**Instructions for the task:** Convert the entries, starting at the first line and ending at the line containing "period-end-date: 2/23 [77, 228, 114, 246]", into a JSON list of strings with one string per line, leaving out blank lines.

** Start Stored rows **

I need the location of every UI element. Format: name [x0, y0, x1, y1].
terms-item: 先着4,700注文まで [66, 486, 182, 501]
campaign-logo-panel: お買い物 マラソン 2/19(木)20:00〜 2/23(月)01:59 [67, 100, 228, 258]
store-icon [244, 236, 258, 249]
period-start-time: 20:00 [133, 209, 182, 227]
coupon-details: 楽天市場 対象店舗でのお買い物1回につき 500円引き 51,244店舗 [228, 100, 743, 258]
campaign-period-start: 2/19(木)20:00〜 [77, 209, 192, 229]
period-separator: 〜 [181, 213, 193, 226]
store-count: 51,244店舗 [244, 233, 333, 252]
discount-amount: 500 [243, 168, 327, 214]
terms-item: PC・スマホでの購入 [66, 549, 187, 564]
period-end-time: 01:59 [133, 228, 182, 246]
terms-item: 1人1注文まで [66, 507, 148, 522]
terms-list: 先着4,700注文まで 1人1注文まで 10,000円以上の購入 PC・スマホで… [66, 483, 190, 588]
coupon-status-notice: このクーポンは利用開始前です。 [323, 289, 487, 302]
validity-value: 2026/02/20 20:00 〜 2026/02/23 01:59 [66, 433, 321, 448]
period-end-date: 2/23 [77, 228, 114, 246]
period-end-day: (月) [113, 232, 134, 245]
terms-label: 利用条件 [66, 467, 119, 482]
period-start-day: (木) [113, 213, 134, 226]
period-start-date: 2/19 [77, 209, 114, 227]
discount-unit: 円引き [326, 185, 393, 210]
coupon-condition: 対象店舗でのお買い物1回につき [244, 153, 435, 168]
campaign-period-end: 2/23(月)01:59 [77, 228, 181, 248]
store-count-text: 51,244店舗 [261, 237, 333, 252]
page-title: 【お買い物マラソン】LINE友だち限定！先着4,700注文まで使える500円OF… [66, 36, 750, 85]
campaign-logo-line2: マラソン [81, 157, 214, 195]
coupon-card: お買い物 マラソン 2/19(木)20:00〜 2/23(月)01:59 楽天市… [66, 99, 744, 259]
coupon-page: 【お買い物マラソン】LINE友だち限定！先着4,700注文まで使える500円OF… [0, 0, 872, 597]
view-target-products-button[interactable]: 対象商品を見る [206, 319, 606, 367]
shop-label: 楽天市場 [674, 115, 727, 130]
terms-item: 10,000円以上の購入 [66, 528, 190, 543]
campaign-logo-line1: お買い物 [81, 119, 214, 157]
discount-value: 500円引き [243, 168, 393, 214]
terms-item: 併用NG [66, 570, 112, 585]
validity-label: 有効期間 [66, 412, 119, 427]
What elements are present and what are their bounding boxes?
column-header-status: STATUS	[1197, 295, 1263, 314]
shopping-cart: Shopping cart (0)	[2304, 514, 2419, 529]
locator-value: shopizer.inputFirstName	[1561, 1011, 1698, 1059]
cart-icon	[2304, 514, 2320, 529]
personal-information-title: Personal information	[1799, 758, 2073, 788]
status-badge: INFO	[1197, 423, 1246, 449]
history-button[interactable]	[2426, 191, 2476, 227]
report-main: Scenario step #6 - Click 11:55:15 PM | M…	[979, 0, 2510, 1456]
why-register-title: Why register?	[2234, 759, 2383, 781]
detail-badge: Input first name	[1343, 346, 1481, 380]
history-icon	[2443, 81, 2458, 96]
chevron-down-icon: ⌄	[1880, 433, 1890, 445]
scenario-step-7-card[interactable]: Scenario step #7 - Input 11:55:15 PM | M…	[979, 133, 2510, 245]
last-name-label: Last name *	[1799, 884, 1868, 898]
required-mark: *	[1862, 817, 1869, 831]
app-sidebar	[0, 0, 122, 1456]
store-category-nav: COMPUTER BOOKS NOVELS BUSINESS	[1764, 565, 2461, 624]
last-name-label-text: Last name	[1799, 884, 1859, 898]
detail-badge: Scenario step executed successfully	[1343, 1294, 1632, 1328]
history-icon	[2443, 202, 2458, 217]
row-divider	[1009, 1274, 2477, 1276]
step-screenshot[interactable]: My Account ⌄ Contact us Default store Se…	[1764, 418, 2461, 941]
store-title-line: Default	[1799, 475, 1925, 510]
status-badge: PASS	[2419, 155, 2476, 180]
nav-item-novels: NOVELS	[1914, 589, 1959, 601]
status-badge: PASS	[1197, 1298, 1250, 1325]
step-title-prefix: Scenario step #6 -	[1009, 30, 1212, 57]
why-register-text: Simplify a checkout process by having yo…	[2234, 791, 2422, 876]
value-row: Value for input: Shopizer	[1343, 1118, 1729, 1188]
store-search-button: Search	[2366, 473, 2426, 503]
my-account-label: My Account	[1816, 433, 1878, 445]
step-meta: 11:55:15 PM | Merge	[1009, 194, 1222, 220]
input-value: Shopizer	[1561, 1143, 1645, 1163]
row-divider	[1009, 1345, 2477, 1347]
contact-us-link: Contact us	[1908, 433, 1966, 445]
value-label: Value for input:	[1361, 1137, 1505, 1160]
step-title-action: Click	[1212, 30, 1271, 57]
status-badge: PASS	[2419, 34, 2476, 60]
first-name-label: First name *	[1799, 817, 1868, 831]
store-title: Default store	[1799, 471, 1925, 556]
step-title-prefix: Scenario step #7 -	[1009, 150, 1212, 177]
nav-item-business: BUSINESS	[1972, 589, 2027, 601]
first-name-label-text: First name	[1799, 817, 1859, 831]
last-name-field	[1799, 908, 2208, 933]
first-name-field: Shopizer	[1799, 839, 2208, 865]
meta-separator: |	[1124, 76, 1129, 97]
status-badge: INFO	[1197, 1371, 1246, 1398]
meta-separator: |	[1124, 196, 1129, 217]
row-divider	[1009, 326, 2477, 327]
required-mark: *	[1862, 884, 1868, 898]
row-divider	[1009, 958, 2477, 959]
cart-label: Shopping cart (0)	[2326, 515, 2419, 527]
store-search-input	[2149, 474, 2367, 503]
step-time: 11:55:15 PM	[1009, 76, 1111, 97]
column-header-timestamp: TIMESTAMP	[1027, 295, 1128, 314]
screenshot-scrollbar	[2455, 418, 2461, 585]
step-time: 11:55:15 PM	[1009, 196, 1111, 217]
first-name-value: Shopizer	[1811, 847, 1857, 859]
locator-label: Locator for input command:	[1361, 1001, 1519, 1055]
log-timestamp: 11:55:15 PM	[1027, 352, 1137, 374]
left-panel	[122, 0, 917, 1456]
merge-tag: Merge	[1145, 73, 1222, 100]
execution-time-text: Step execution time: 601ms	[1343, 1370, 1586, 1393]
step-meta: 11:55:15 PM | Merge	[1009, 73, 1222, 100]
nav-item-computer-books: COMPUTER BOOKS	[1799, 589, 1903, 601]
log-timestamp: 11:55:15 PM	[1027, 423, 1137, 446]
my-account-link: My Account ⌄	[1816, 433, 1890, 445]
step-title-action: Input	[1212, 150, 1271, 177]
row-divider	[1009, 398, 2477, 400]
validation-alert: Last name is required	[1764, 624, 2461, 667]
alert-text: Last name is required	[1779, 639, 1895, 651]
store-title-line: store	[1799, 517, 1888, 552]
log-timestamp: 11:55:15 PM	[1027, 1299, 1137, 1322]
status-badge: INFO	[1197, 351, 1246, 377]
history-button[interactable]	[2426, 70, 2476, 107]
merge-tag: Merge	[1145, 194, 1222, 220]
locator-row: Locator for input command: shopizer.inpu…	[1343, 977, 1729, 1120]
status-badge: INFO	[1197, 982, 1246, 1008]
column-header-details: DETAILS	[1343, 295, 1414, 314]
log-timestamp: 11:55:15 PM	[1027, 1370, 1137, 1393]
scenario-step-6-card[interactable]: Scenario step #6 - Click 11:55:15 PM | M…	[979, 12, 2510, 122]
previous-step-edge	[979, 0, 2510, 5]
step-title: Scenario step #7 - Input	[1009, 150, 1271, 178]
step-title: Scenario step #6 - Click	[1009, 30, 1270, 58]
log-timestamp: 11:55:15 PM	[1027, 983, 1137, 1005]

** End Stored rows **

**Exercise result:**
[
  "I need the location of every UI element. Format: name [x0, y0, x1, y1].",
  "terms-item: 先着4,700注文まで [66, 486, 182, 501]",
  "campaign-logo-panel: お買い物 マラソン 2/19(木)20:00〜 2/23(月)01:59 [67, 100, 228, 258]",
  "store-icon [244, 236, 258, 249]",
  "period-start-time: 20:00 [133, 209, 182, 227]",
  "coupon-details: 楽天市場 対象店舗でのお買い物1回につき 500円引き 51,244店舗 [228, 100, 743, 258]",
  "campaign-period-start: 2/19(木)20:00〜 [77, 209, 192, 229]",
  "period-separator: 〜 [181, 213, 193, 226]",
  "store-count: 51,244店舗 [244, 233, 333, 252]",
  "discount-amount: 500 [243, 168, 327, 214]",
  "terms-item: PC・スマホでの購入 [66, 549, 187, 564]",
  "period-end-time: 01:59 [133, 228, 182, 246]",
  "terms-item: 1人1注文まで [66, 507, 148, 522]",
  "terms-list: 先着4,700注文まで 1人1注文まで 10,000円以上の購入 PC・スマホで… [66, 483, 190, 588]",
  "coupon-status-notice: このクーポンは利用開始前です。 [323, 289, 487, 302]",
  "validity-value: 2026/02/20 20:00 〜 2026/02/23 01:59 [66, 433, 321, 448]",
  "period-end-date: 2/23 [77, 228, 114, 246]"
]